Exercise goal: Find every line of the listing below where "ylabel" appears, and copy it.

:::

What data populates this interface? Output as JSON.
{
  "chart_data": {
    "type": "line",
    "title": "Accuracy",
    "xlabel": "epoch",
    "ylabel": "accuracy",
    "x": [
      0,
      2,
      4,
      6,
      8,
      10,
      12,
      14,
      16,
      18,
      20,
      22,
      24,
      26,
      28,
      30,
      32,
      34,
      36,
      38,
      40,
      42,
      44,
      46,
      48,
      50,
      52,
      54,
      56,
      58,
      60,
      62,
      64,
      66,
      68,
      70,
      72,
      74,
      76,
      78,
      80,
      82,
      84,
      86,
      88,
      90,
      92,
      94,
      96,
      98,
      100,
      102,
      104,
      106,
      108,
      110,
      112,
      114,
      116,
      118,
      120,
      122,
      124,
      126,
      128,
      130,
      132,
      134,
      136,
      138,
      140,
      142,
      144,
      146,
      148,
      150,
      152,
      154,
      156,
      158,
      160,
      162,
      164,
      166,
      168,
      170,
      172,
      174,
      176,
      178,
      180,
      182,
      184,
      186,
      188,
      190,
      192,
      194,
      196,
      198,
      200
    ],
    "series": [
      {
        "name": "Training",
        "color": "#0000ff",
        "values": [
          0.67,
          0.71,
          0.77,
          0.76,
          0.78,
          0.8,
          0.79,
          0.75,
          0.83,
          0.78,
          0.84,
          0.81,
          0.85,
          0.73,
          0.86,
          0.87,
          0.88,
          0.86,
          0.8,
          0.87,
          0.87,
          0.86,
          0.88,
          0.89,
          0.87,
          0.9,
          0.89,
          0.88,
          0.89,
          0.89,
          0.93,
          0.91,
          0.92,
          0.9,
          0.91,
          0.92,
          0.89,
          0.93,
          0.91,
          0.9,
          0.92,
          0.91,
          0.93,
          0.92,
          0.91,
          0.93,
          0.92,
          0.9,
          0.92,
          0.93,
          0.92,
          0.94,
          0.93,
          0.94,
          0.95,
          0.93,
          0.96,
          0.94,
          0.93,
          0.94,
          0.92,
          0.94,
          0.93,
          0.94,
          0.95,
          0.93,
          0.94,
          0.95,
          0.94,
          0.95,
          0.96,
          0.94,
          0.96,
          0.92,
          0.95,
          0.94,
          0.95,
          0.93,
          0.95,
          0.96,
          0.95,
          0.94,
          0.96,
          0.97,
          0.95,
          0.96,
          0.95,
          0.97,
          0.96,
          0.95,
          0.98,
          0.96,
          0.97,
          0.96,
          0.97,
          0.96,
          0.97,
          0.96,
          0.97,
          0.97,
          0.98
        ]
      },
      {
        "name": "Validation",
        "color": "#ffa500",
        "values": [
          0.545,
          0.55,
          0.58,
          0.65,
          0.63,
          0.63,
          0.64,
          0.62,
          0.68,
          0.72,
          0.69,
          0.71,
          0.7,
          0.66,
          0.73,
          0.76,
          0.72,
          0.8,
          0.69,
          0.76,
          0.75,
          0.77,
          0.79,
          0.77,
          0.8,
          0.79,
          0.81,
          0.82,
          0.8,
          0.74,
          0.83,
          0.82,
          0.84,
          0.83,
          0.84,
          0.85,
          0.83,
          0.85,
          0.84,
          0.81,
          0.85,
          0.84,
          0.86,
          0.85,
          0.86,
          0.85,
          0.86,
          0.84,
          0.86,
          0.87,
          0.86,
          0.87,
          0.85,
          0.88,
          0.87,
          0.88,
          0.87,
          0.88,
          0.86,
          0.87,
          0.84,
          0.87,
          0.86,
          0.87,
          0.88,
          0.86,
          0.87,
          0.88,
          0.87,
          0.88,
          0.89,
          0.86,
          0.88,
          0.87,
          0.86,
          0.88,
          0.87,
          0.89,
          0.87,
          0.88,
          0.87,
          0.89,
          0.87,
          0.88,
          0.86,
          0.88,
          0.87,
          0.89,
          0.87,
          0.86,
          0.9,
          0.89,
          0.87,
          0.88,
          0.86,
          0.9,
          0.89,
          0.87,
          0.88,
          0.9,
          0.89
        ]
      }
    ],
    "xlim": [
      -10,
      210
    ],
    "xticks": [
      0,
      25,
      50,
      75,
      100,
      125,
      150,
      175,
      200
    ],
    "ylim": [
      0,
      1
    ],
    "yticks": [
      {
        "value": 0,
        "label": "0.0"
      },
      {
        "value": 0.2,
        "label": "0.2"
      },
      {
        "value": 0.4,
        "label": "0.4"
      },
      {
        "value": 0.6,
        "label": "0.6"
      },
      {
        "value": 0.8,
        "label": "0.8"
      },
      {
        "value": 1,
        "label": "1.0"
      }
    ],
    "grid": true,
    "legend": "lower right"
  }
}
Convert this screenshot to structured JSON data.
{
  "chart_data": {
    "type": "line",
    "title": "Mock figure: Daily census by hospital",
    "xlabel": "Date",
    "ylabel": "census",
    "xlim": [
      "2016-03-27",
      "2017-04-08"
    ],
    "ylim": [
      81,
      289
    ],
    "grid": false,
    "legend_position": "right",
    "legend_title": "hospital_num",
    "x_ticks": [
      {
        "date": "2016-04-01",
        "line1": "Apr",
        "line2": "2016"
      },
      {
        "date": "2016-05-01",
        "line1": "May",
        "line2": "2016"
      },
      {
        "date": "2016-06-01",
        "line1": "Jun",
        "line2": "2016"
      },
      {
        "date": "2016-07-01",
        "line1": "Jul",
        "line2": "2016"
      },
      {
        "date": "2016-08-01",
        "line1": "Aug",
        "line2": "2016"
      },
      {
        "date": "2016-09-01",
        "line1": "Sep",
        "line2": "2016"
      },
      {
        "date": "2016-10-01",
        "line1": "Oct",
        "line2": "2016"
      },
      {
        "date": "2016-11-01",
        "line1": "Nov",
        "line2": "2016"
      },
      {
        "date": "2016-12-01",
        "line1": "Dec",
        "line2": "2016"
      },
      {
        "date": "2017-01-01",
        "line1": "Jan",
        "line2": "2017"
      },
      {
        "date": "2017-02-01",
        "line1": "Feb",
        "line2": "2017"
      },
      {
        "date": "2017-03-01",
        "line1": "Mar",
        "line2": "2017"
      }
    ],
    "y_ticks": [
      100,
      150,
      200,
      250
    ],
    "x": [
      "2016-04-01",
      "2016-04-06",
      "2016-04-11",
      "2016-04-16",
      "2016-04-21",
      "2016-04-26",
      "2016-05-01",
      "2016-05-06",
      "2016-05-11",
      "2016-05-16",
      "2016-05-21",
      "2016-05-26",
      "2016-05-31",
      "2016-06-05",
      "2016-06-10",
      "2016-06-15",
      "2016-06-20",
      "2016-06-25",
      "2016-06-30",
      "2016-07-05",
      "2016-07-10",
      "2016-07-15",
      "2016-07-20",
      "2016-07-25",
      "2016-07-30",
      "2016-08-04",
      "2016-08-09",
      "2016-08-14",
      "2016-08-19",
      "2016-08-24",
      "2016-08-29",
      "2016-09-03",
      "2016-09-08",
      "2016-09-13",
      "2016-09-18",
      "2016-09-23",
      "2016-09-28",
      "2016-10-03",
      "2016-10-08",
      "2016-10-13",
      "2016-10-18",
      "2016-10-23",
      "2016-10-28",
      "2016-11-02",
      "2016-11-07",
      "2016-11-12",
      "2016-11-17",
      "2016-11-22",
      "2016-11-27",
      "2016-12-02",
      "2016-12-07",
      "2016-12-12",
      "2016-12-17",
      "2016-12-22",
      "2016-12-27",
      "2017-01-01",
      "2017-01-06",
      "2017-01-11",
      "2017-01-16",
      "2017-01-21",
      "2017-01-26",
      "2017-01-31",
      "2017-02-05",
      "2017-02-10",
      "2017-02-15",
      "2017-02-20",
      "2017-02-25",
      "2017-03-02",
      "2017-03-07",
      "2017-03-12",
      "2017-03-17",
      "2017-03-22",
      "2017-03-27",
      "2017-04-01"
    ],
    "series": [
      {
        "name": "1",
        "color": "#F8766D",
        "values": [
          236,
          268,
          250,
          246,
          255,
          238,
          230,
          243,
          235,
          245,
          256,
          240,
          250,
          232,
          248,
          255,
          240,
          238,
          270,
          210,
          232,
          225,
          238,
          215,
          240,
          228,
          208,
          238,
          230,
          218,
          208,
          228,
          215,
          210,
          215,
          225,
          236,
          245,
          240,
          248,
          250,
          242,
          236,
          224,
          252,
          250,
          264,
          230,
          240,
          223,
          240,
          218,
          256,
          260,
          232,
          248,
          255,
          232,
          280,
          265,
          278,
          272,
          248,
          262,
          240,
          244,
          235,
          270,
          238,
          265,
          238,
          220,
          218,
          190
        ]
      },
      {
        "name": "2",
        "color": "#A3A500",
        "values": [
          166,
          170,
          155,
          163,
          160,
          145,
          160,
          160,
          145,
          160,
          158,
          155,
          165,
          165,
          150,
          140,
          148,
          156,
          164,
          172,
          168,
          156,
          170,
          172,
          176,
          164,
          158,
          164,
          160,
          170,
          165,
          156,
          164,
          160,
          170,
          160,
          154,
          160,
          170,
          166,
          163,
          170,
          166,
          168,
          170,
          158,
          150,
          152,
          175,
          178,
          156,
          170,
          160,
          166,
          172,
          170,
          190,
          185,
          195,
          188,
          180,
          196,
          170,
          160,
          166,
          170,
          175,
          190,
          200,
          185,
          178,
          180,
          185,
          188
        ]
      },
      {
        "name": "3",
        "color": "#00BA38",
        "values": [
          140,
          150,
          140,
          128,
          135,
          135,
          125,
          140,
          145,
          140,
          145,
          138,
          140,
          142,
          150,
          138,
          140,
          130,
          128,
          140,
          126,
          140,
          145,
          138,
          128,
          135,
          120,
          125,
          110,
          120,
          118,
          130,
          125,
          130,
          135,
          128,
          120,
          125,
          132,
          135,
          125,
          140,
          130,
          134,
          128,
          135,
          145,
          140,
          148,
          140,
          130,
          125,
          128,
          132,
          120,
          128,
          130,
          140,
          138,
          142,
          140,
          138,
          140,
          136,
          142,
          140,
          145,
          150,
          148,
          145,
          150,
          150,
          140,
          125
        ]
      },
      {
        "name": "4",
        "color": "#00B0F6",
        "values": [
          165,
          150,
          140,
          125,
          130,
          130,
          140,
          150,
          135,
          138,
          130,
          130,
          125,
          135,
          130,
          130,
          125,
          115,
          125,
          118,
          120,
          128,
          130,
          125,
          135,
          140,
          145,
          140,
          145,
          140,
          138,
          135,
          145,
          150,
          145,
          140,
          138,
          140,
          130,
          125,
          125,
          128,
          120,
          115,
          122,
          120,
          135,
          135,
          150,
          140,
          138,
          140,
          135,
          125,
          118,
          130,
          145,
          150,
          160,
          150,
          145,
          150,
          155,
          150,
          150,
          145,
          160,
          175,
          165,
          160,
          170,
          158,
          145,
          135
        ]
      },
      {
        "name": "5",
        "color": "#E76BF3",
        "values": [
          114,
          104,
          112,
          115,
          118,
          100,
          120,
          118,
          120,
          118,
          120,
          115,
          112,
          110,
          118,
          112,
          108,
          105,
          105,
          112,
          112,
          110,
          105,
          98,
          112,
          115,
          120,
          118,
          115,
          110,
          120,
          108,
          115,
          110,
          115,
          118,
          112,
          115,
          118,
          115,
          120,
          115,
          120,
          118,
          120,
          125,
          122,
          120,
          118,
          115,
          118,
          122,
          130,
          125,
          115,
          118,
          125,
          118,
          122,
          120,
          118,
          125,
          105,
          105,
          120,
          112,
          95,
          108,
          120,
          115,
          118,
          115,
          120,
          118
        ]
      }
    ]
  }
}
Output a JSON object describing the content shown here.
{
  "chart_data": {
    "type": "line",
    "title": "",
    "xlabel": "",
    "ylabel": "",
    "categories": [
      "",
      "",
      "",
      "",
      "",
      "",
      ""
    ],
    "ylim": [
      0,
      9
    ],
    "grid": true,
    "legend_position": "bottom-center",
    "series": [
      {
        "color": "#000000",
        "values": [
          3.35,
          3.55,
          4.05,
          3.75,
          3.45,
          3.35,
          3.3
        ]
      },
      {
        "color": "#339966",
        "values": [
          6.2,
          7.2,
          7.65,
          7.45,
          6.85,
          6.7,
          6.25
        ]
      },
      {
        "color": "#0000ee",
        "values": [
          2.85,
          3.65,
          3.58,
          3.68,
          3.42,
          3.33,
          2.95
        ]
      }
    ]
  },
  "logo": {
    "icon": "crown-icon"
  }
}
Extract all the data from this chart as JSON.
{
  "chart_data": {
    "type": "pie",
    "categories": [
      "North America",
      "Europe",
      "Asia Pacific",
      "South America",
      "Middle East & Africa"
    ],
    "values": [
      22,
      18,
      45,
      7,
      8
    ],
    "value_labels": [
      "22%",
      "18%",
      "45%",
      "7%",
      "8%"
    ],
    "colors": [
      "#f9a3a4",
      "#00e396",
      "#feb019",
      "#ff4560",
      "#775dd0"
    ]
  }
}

:::

Correct output:
    "ylabel": "accuracy",
    "ylabel": "census",
    "ylabel": "",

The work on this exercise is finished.